>> BEGIN RECORD LIST
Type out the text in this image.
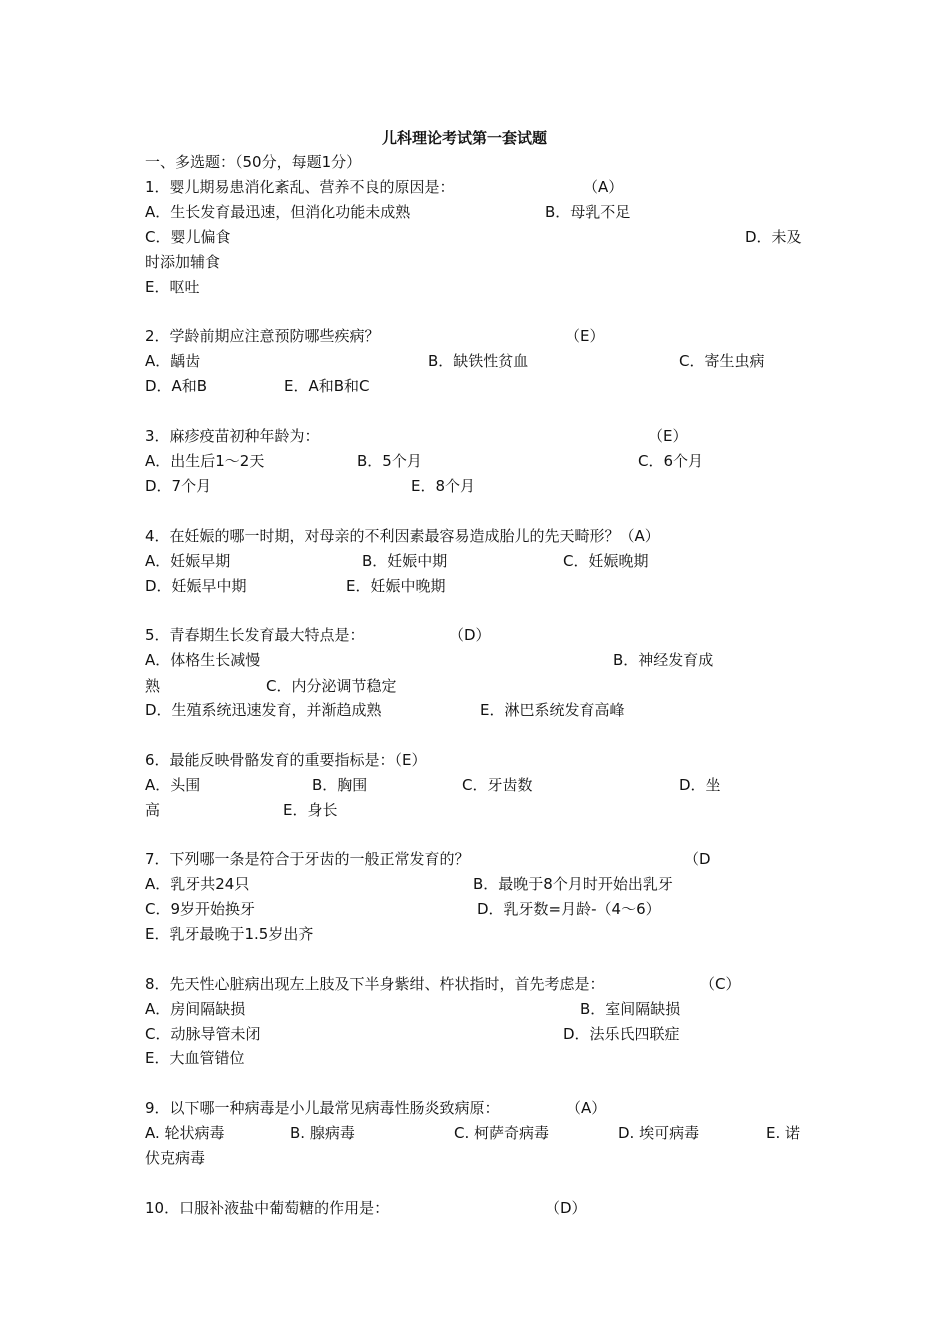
儿科理论考试第一套试题
一、多选题：（50分，每题1分）
1．婴儿期易患消化紊乱、营养不良的原因是：	（A）
A．生长发育最迅速，但消化功能未成熟	B．母乳不足
C．婴儿偏食	D．未及
时添加辅食
E．呕吐
2．学龄前期应注意预防哪些疾病？	（E）
A．龋齿	B．缺铁性贫血	C．寄生虫病
D．A和B	E．A和B和C
3．麻疹疫苗初种年龄为：	（E）
A．出生后1～2天	B．5个月	C．6个月
D．7个月	E．8个月
4．在妊娠的哪一时期，对母亲的不利因素最容易造成胎儿的先天畸形？（A）
A．妊娠早期	B．妊娠中期	C．妊娠晚期
D．妊娠早中期	E．妊娠中晚期
5．青春期生长发育最大特点是：	（D）
A．体格生长减慢	B．神经发育成
熟	C．内分泌调节稳定
D．生殖系统迅速发育，并渐趋成熟	E．淋巴系统发育高峰
6．最能反映骨骼发育的重要指标是：（E）
A．头围	B．胸围	C．牙齿数	D．坐
高	E．身长
7．下列哪一条是符合于牙齿的一般正常发育的？	（D
A．乳牙共24只	B．最晚于8个月时开始出乳牙
C．9岁开始换牙	D．乳牙数=月龄-（4～6）
E．乳牙最晚于1.5岁出齐
8．先天性心脏病出现左上肢及下半身紫绀、杵状指时，首先考虑是：	（C）
A．房间隔缺损	B．室间隔缺损
C．动脉导管未闭	D．法乐氏四联症
E．大血管错位
9．以下哪一种病毒是小儿最常见病毒性肠炎致病原：	（A）
A. 轮状病毒	B. 腺病毒	C. 柯萨奇病毒	D. 埃可病毒	E. 诺
伏克病毒
10．口服补液盐中葡萄糖的作用是：	（D）
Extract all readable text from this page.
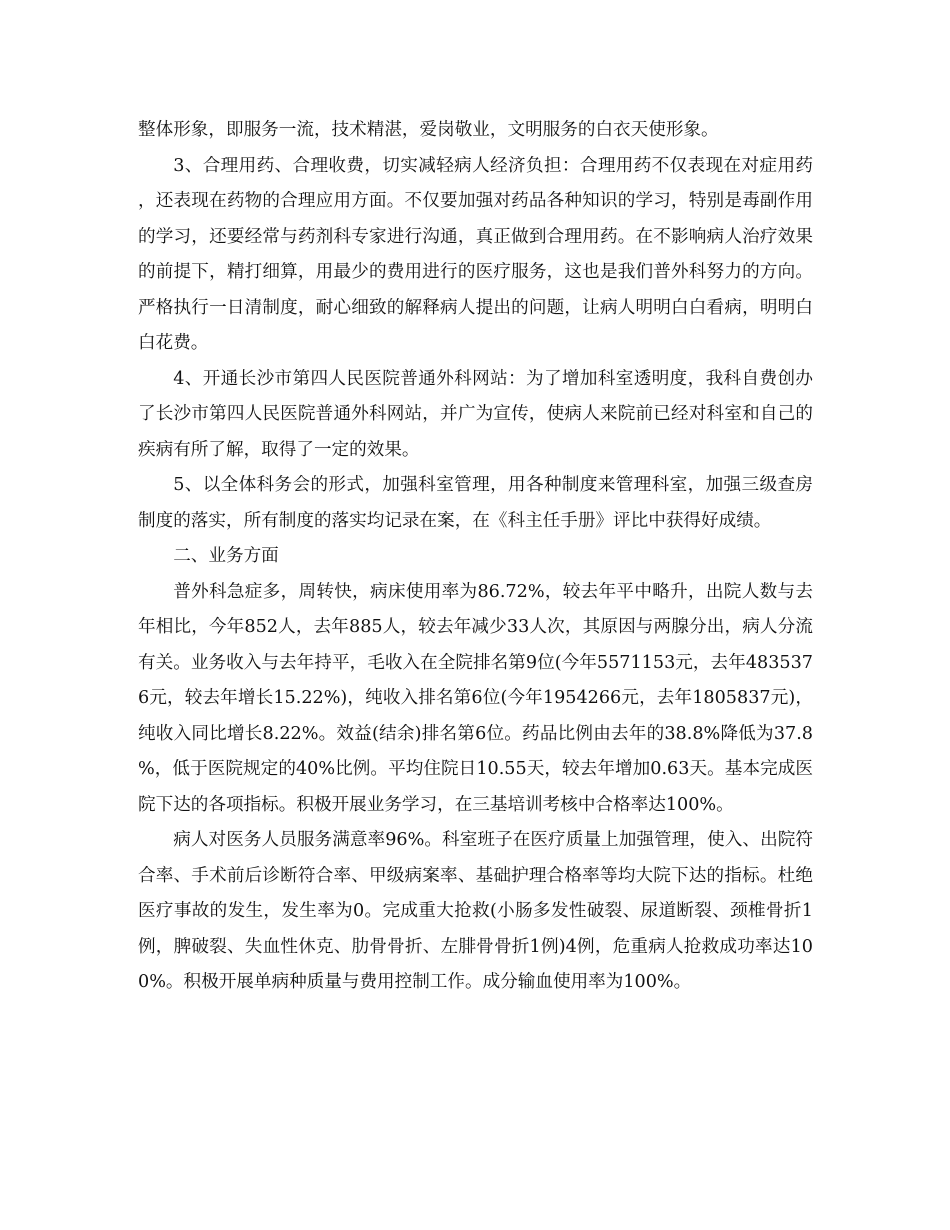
整体形象，即服务一流，技术精湛，爱岗敬业，文明服务的白衣天使形象。

3、合理用药、合理收费，切实减轻病人经济负担：合理用药不仅表现在对症用药，还表现在药物的合理应用方面。不仅要加强对药品各种知识的学习，特别是毒副作用的学习，还要经常与药剂科专家进行沟通，真正做到合理用药。在不影响病人治疗效果的前提下，精打细算，用最少的费用进行的医疗服务，这也是我们普外科努力的方向。严格执行一日清制度，耐心细致的解释病人提出的问题，让病人明明白白看病，明明白白花费。

4、开通长沙市第四人民医院普通外科网站：为了增加科室透明度，我科自费创办了长沙市第四人民医院普通外科网站，并广为宣传，使病人来院前已经对科室和自己的疾病有所了解，取得了一定的效果。

5、以全体科务会的形式，加强科室管理，用各种制度来管理科室，加强三级查房制度的落实，所有制度的落实均记录在案，在《科主任手册》评比中获得好成绩。

二、业务方面

普外科急症多，周转快，病床使用率为86.72%，较去年平中略升，出院人数与去年相比，今年852人，去年885人，较去年减少33人次，其原因与两腺分出，病人分流有关。业务收入与去年持平，毛收入在全院排名第9位(今年5571153元，去年4835376元，较去年增长15.22%)，纯收入排名第6位(今年1954266元，去年1805837元)，纯收入同比增长8.22%。效益(结余)排名第6位。药品比例由去年的38.8%降低为37.8%，低于医院规定的40%比例。平均住院日10.55天，较去年增加0.63天。基本完成医院下达的各项指标。积极开展业务学习，在三基培训考核中合格率达100%。

病人对医务人员服务满意率96%。科室班子在医疗质量上加强管理，使入、出院符合率、手术前后诊断符合率、甲级病案率、基础护理合格率等均大院下达的指标。杜绝医疗事故的发生，发生率为0。完成重大抢救(小肠多发性破裂、尿道断裂、颈椎骨折1例，脾破裂、失血性休克、肋骨骨折、左腓骨骨折1例)4例，危重病人抢救成功率达100%。积极开展单病种质量与费用控制工作。成分输血使用率为100%。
>> END RECORD LIST
- _WHAT IS BEING ASKED_
Reproduce each line exactly as it appears, omitting the pictures.

- _SOLUTION TO THE PROBLEM_
Type out the text in this image.
儿科理论考试第一套试题
一、多选题：（50分，每题1分）
1．婴儿期易患消化紊乱、营养不良的原因是：	（A）
A．生长发育最迅速，但消化功能未成熟	B．母乳不足
C．婴儿偏食	D．未及
时添加辅食
E．呕吐
2．学龄前期应注意预防哪些疾病？	（E）
A．龋齿	B．缺铁性贫血	C．寄生虫病
D．A和B	E．A和B和C
3．麻疹疫苗初种年龄为：	（E）
A．出生后1～2天	B．5个月	C．6个月
D．7个月	E．8个月
4．在妊娠的哪一时期，对母亲的不利因素最容易造成胎儿的先天畸形？（A）
A．妊娠早期	B．妊娠中期	C．妊娠晚期
D．妊娠早中期	E．妊娠中晚期
5．青春期生长发育最大特点是：	（D）
A．体格生长减慢	B．神经发育成
熟	C．内分泌调节稳定
D．生殖系统迅速发育，并渐趋成熟	E．淋巴系统发育高峰
6．最能反映骨骼发育的重要指标是：（E）
A．头围	B．胸围	C．牙齿数	D．坐
高	E．身长
7．下列哪一条是符合于牙齿的一般正常发育的？	（D
A．乳牙共24只	B．最晚于8个月时开始出乳牙
C．9岁开始换牙	D．乳牙数=月龄-（4～6）
E．乳牙最晚于1.5岁出齐
8．先天性心脏病出现左上肢及下半身紫绀、杵状指时，首先考虑是：	（C）
A．房间隔缺损	B．室间隔缺损
C．动脉导管未闭	D．法乐氏四联症
E．大血管错位
9．以下哪一种病毒是小儿最常见病毒性肠炎致病原：	（A）
A. 轮状病毒	B. 腺病毒	C. 柯萨奇病毒	D. 埃可病毒	E. 诺
伏克病毒
10．口服补液盐中葡萄糖的作用是：	（D）
Extract all readable text from this page.
整体形象，即服务一流，技术精湛，爱岗敬业，文明服务的白衣天使形象。

3、合理用药、合理收费，切实减轻病人经济负担：合理用药不仅表现在对症用药，还表现在药物的合理应用方面。不仅要加强对药品各种知识的学习，特别是毒副作用的学习，还要经常与药剂科专家进行沟通，真正做到合理用药。在不影响病人治疗效果的前提下，精打细算，用最少的费用进行的医疗服务，这也是我们普外科努力的方向。严格执行一日清制度，耐心细致的解释病人提出的问题，让病人明明白白看病，明明白白花费。

4、开通长沙市第四人民医院普通外科网站：为了增加科室透明度，我科自费创办了长沙市第四人民医院普通外科网站，并广为宣传，使病人来院前已经对科室和自己的疾病有所了解，取得了一定的效果。

5、以全体科务会的形式，加强科室管理，用各种制度来管理科室，加强三级查房制度的落实，所有制度的落实均记录在案，在《科主任手册》评比中获得好成绩。

二、业务方面

普外科急症多，周转快，病床使用率为86.72%，较去年平中略升，出院人数与去年相比，今年852人，去年885人，较去年减少33人次，其原因与两腺分出，病人分流有关。业务收入与去年持平，毛收入在全院排名第9位(今年5571153元，去年4835376元，较去年增长15.22%)，纯收入排名第6位(今年1954266元，去年1805837元)，纯收入同比增长8.22%。效益(结余)排名第6位。药品比例由去年的38.8%降低为37.8%，低于医院规定的40%比例。平均住院日10.55天，较去年增加0.63天。基本完成医院下达的各项指标。积极开展业务学习，在三基培训考核中合格率达100%。

病人对医务人员服务满意率96%。科室班子在医疗质量上加强管理，使入、出院符合率、手术前后诊断符合率、甲级病案率、基础护理合格率等均大院下达的指标。杜绝医疗事故的发生，发生率为0。完成重大抢救(小肠多发性破裂、尿道断裂、颈椎骨折1例，脾破裂、失血性休克、肋骨骨折、左腓骨骨折1例)4例，危重病人抢救成功率达100%。积极开展单病种质量与费用控制工作。成分输血使用率为100%。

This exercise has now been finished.